EXTRAIT
○ ○ ○

Thibaut Pinot (Groupama-FDJ)

Le Français Thibaut Pinot lors de la 18e étape du Tour de France, le 25 juillet 2019, entre Embrun et Valloire.

Être fan de Thibaut Pinot, c’est accepter de souffrir. Le Français est un champion capable de faire rêver ses fans en multipliant les hauts et les bas dans sa carrière. En 2014, on voyait en lui le successeur de Bernard Hinault, dernier Français vainqueur sur le Tour. Cette année-là, le Franc-Comtois avait terminé 3e du classement général et meilleur jeune. Las, il a depuis multiplié les abandons. La plus cruelle était en 2019 : alors que cette année-là, il semble en mesure de rêver du maillot jaune avec un tracé lui étant favorable dans les dernières étapes alpines, il est contraint à l’abandon sur blessure.

Le début d’une traversée du désert. L’année suivante, le Tour est pour lui un long chemin de croix après qu’il est pris dans la chute massive de la première étape. Se forçant à aller au bout des 21 étapes, il a depuis traîné sa blessure sur deux années de doutes. Cette saison, il voit enfin la lumière au bout du tunnel en renouant avec le succès : une victoire d’étape sur le Tour des Alpes puis une sur le Tour de Suisse.

Marc Madiot, le manager de l’équipe, assure que Pinot est prêt à faire rêver : « Il vaut mieux être attendu, ça suscite de l’intérêt. Il espère être à un niveau qui va lui permettre de bien s’exprimer. Il a de l’envie, de la détermination, de l’appétit. Nous ne sommes pas favoris mais de bons outsiders. »

Plutôt que de jouer le classement général, Thibaut Pinot devrait avant tout venir en chasseur d’étapes. Deux lui font particulièrement de l’œil : la Planche des Belles Filles, dans les Vosges – une montée dont le pied se situe à quelques kilomètres de son domicile – le 8 juillet prochain, et l’Alpe d’Huez le 14 juillet, un autre mythe du Tour de France où il s’est déjà imposé en 2015.

Mathieu van der Poel (Alpecin-Fenix)

Mathieu van der Poel lève le doigt au ciel sur la ligne d'arrivée de la 2e étape du Tour, en hommage à son grand père Raymond Poulidor.

En 2021, il avait ému la planète. Il n’avait, certes, disputé que huit étapes avant de rentrer à la maison pour se préparer pour les Jeux olympiques de Tokyo et l’épreuve de VTT, mais il avait laissé sa marque. Mathieu van der Poel avait remporté la deuxième étape et revêtu le maillot jaune, une tunique qui avait toujours échappé à son grand-père, la légende française Raymond Poulidor, mort en 2019. Les larmes avaient coulé. Il l’avait ensuite vaillamment défendu pendant six jours, notamment en se surpassant à Laval dans le contre-la-montre.

○ ○ ○

ENTRÉES
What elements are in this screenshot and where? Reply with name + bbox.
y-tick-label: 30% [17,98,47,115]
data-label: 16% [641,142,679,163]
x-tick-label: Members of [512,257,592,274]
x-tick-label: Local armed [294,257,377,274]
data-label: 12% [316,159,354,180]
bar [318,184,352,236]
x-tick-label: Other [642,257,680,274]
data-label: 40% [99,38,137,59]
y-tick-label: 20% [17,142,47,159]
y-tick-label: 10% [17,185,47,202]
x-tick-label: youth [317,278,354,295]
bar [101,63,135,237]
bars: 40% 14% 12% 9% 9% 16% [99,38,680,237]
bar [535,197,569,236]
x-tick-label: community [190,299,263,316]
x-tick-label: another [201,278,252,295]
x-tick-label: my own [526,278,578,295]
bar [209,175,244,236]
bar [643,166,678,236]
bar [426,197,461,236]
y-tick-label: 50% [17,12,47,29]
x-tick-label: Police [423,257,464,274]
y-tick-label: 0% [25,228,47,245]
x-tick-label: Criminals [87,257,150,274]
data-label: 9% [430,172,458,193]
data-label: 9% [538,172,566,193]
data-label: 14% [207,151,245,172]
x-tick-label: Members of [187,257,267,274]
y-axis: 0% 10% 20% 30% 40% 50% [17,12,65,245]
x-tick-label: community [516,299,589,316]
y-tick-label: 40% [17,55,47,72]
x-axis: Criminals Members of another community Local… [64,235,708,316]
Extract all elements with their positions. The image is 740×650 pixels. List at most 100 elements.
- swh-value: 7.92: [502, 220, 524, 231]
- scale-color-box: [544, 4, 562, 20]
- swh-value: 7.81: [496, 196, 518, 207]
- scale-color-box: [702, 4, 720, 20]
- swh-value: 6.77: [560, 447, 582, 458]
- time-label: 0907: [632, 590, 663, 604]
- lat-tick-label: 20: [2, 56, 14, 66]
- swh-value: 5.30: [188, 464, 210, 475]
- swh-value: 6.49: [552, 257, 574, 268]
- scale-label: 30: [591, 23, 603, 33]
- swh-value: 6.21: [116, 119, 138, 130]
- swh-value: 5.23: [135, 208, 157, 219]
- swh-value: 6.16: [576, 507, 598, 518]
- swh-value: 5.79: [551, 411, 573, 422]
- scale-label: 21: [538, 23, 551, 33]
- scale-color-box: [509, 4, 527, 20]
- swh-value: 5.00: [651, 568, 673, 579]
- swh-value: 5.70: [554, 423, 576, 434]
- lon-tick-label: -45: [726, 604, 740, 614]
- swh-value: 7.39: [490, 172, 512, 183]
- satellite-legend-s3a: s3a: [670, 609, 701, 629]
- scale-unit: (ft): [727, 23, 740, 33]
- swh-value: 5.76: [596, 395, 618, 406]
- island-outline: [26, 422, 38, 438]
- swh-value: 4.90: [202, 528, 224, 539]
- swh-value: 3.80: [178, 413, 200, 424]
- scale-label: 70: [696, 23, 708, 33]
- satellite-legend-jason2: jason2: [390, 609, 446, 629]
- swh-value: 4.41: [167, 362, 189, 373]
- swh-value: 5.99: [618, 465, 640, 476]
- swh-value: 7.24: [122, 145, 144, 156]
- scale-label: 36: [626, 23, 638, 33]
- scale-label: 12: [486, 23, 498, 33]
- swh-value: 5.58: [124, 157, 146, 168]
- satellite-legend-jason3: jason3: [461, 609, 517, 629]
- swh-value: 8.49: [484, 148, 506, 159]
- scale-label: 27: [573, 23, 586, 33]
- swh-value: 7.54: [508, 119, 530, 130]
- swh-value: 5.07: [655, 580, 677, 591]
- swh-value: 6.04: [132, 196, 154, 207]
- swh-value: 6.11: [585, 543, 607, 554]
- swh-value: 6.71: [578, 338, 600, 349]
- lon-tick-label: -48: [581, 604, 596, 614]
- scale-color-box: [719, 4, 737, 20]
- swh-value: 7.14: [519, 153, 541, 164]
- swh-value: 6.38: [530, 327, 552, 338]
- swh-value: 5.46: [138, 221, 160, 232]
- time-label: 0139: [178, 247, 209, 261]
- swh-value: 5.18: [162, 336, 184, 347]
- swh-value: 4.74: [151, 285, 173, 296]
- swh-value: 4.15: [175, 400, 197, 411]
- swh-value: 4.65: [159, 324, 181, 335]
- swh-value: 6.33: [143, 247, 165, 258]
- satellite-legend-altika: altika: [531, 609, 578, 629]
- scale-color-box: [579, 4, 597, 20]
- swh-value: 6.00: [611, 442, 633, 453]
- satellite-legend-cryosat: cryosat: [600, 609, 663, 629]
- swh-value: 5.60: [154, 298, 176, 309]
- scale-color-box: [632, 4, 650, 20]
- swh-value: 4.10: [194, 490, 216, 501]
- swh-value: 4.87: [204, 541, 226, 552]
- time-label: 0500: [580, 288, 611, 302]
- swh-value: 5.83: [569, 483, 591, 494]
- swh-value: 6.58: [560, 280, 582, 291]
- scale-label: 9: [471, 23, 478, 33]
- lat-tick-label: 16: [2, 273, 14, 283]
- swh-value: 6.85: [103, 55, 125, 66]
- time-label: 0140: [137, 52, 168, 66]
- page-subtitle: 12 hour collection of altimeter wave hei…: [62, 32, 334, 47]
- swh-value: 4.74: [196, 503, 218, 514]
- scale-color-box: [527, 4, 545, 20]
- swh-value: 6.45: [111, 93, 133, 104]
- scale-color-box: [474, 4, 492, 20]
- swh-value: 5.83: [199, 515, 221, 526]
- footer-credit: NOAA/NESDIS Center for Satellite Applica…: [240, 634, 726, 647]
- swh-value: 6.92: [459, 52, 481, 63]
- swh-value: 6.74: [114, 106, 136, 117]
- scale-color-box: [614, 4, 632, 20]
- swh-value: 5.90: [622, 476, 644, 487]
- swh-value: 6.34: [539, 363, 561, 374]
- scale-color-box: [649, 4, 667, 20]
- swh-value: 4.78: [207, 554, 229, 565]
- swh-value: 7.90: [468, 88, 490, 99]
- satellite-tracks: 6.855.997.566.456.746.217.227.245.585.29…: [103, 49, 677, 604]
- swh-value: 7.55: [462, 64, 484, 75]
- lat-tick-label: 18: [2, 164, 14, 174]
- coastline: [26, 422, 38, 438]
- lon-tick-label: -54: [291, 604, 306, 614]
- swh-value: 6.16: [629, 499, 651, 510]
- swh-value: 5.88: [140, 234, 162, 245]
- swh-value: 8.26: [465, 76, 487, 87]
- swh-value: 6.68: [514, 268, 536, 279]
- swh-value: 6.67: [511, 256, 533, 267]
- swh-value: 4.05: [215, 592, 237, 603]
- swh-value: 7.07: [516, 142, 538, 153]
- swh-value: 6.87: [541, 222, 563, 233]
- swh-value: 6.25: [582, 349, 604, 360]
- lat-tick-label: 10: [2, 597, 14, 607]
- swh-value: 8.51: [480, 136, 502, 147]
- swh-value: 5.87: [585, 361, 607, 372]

○ ○ ○

TRAVAIL À FAIRE
**a)** Indiquez si chacune des affirmations suivantes concorde avec l'extrait sur les coureurs du Tour de France, en répondant par oui ou par non et en citant les mots décisifs : (i) En 2014, Thibaut Pinot a terminé 3e du classement général du Tour. (ii) Cette saison, Thibaut Pinot a remporté une étape du Tour de Suisse. (iii) Marc Madiot considère que son équipe fait partie des favoris.
**b)** Recopiez le passage de l'extrait compris entre « Marc Madiot, le » et « imposé en 2015. », inclus, en substituant « prétendants » à « outsiders ».

CORRIGÉS PAR EXERCICE
**a)**
(i) Oui : « Cette année-là, le Franc-Comtois avait terminé 3e du classement général et meilleur jeune. »
(ii) Oui : « une victoire d’étape sur le Tour des Alpes puis une sur le Tour de Suisse »
(iii) Non : « Nous ne sommes pas favoris mais de bons outsiders. »

**b)**
Marc Madiot, le manager de l’équipe, assure que Pinot est prêt à faire rêver : « Il vaut mieux être attendu, ça suscite de l’intérêt. Il espère être à un niveau qui va lui permettre de bien s’exprimer. Il a de l’envie, de la détermination, de l’appétit. Nous ne sommes pas favoris mais de bons prétendants. »

Plutôt que de jouer le classement général, Thibaut Pinot devrait avant tout venir en chasseur d’étapes. Deux lui font particulièrement de l’œil : la Planche des Belles Filles, dans les Vosges – une montée dont le pied se situe à quelques kilomètres de son domicile – le 8 juillet prochain, et l’Alpe d’Huez le 14 juillet, un autre mythe du Tour de France où il s’est déjà imposé en 2015.